Search the data below for "Zmiana"; list each line that holds it.
====== INPUT FOR THIS TASK
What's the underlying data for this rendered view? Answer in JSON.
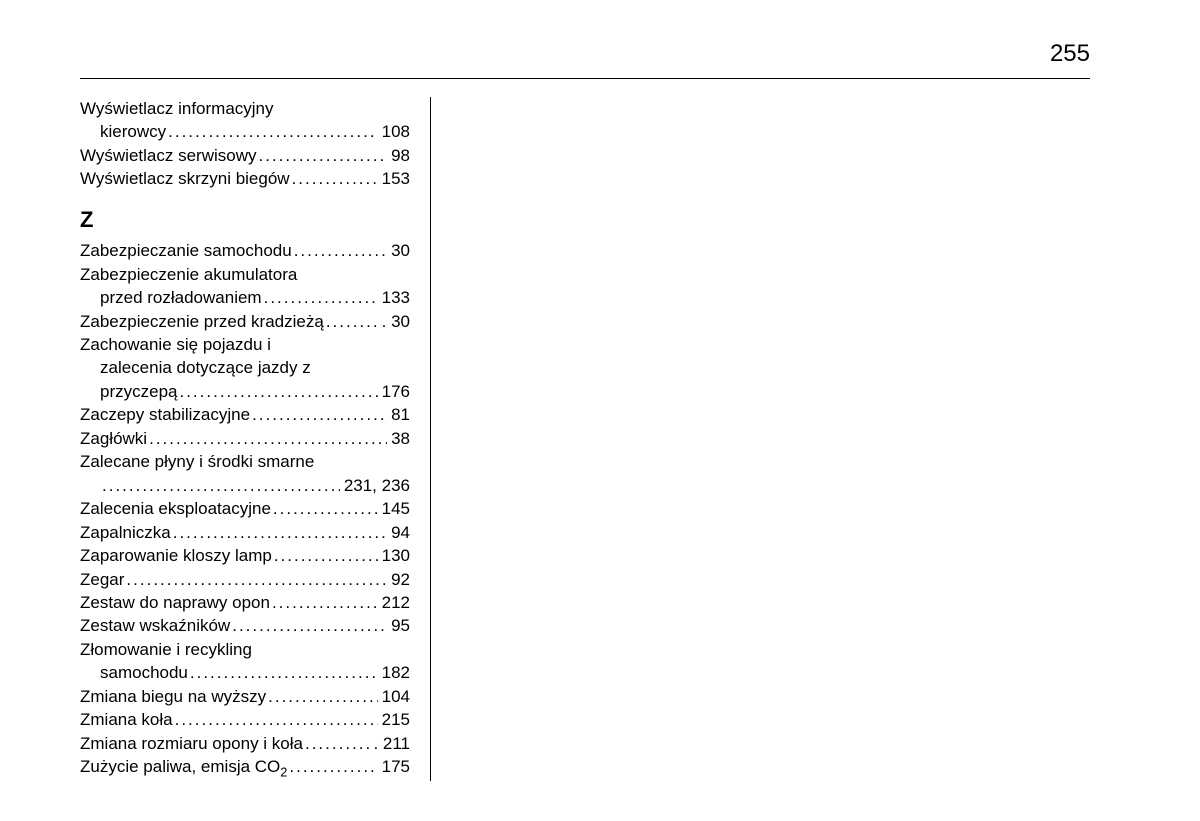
{
  "page_number": "255",
  "entries_w": [
    {
      "lines": [
        "Wyświetlacz informacyjny"
      ],
      "last": "kierowcy",
      "page": "108",
      "indent_last": true
    },
    {
      "lines": [],
      "last": "Wyświetlacz serwisowy",
      "page": "98"
    },
    {
      "lines": [],
      "last": "Wyświetlacz skrzyni biegów",
      "page": "153"
    }
  ],
  "section_z": "Z",
  "entries_z": [
    {
      "lines": [],
      "last": "Zabezpieczanie samochodu",
      "page": "30"
    },
    {
      "lines": [
        "Zabezpieczenie akumulatora"
      ],
      "last": "przed rozładowaniem",
      "page": "133",
      "indent_last": true
    },
    {
      "lines": [],
      "last": "Zabezpieczenie przed kradzieżą",
      "page": "30",
      "tight": true
    },
    {
      "lines": [
        "Zachowanie się pojazdu i",
        "zalecenia dotyczące jazdy z"
      ],
      "last": "przyczepą",
      "page": "176",
      "indent_cont": true,
      "indent_last": true
    },
    {
      "lines": [],
      "last": "Zaczepy stabilizacyjne",
      "page": "81"
    },
    {
      "lines": [],
      "last": "Zagłówki",
      "page": "38"
    },
    {
      "lines": [
        "Zalecane płyny i środki smarne"
      ],
      "last": "",
      "page": "231, 236",
      "indent_last": true,
      "leader_full": true
    },
    {
      "lines": [],
      "last": "Zalecenia eksploatacyjne",
      "page": "145"
    },
    {
      "lines": [],
      "last": "Zapalniczka",
      "page": "94"
    },
    {
      "lines": [],
      "last": "Zaparowanie kloszy lamp",
      "page": "130"
    },
    {
      "lines": [],
      "last": "Zegar",
      "page": "92"
    },
    {
      "lines": [],
      "last": "Zestaw do naprawy opon",
      "page": "212"
    },
    {
      "lines": [],
      "last": "Zestaw wskaźników",
      "page": "95"
    },
    {
      "lines": [
        "Złomowanie i recykling"
      ],
      "last": "samochodu",
      "page": "182",
      "indent_last": true
    },
    {
      "lines": [],
      "last": "Zmiana biegu na wyższy",
      "page": "104"
    },
    {
      "lines": [],
      "last": "Zmiana koła",
      "page": "215"
    },
    {
      "lines": [],
      "last": "Zmiana rozmiaru opony i koła",
      "page": "211",
      "tight": true
    },
    {
      "lines": [],
      "last": "Zużycie paliwa, emisja CO₂",
      "page": "175"
    }
  ]
}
============
EXERCISE RESPONSE:
      "last": "Zmiana biegu na wyższy",
      "last": "Zmiana koła",
      "last": "Zmiana rozmiaru opony i koła",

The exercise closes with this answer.